| Task details |
Write out each line word for word. Drop pictures.

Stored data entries

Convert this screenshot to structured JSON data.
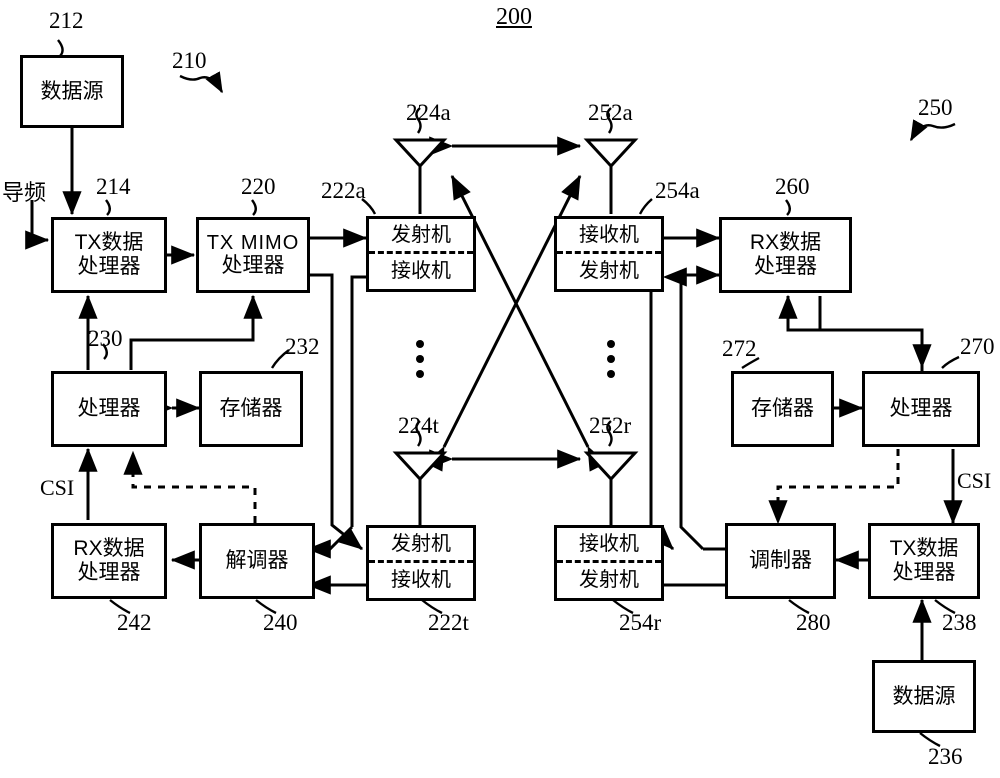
{
  "figure": {
    "title": "200",
    "left_system_ref": "210",
    "right_system_ref": "250"
  },
  "labels": {
    "pilot": "导频",
    "csi_left": "CSI",
    "csi_right": "CSI"
  },
  "blocks": {
    "data_source_left": {
      "text": "数据源",
      "ref": "212"
    },
    "tx_data_processor_left": {
      "line1": "TX数据",
      "line2": "处理器",
      "ref": "214"
    },
    "tx_mimo_processor": {
      "line1": "TX MIMO",
      "line2": "处理器",
      "ref": "220"
    },
    "transceiver_a_left": {
      "top": "发射机",
      "bottom": "接收机",
      "ref": "222a"
    },
    "transceiver_t_left": {
      "top": "发射机",
      "bottom": "接收机",
      "ref": "222t"
    },
    "processor_left": {
      "text": "处理器",
      "ref": "230"
    },
    "memory_left": {
      "text": "存储器",
      "ref": "232"
    },
    "demodulator": {
      "text": "解调器",
      "ref": "240"
    },
    "rx_data_processor_left": {
      "line1": "RX数据",
      "line2": "处理器",
      "ref": "242"
    },
    "transceiver_a_right": {
      "top": "接收机",
      "bottom": "发射机",
      "ref": "254a"
    },
    "transceiver_r_right": {
      "top": "接收机",
      "bottom": "发射机",
      "ref": "254r"
    },
    "rx_data_processor_right": {
      "line1": "RX数据",
      "line2": "处理器",
      "ref": "260"
    },
    "processor_right": {
      "text": "处理器",
      "ref": "270"
    },
    "memory_right": {
      "text": "存储器",
      "ref": "272"
    },
    "modulator": {
      "text": "调制器",
      "ref": "280"
    },
    "tx_data_processor_right": {
      "line1": "TX数据",
      "line2": "处理器",
      "ref": "238"
    },
    "data_source_right": {
      "text": "数据源",
      "ref": "236"
    }
  },
  "antennas": {
    "left_top": "224a",
    "left_bottom": "224t",
    "right_top": "252a",
    "right_bottom": "252r"
  }
}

| Solution to this problem |
Convert this screenshot to structured JSON data.
{
  "figure": {
    "title": "200",
    "left_system_ref": "210",
    "right_system_ref": "250"
  },
  "labels": {
    "pilot": "导频",
    "csi_left": "CSI",
    "csi_right": "CSI"
  },
  "blocks": {
    "data_source_left": {
      "text": "数据源",
      "ref": "212"
    },
    "tx_data_processor_left": {
      "line1": "TX数据",
      "line2": "处理器",
      "ref": "214"
    },
    "tx_mimo_processor": {
      "line1": "TX MIMO",
      "line2": "处理器",
      "ref": "220"
    },
    "transceiver_a_left": {
      "top": "发射机",
      "bottom": "接收机",
      "ref": "222a"
    },
    "transceiver_t_left": {
      "top": "发射机",
      "bottom": "接收机",
      "ref": "222t"
    },
    "processor_left": {
      "text": "处理器",
      "ref": "230"
    },
    "memory_left": {
      "text": "存储器",
      "ref": "232"
    },
    "demodulator": {
      "text": "解调器",
      "ref": "240"
    },
    "rx_data_processor_left": {
      "line1": "RX数据",
      "line2": "处理器",
      "ref": "242"
    },
    "transceiver_a_right": {
      "top": "接收机",
      "bottom": "发射机",
      "ref": "254a"
    },
    "transceiver_r_right": {
      "top": "接收机",
      "bottom": "发射机",
      "ref": "254r"
    },
    "rx_data_processor_right": {
      "line1": "RX数据",
      "line2": "处理器",
      "ref": "260"
    },
    "processor_right": {
      "text": "处理器",
      "ref": "270"
    },
    "memory_right": {
      "text": "存储器",
      "ref": "272"
    },
    "modulator": {
      "text": "调制器",
      "ref": "280"
    },
    "tx_data_processor_right": {
      "line1": "TX数据",
      "line2": "处理器",
      "ref": "238"
    },
    "data_source_right": {
      "text": "数据源",
      "ref": "236"
    }
  },
  "antennas": {
    "left_top": "224a",
    "left_bottom": "224t",
    "right_top": "252a",
    "right_bottom": "252r"
  }
}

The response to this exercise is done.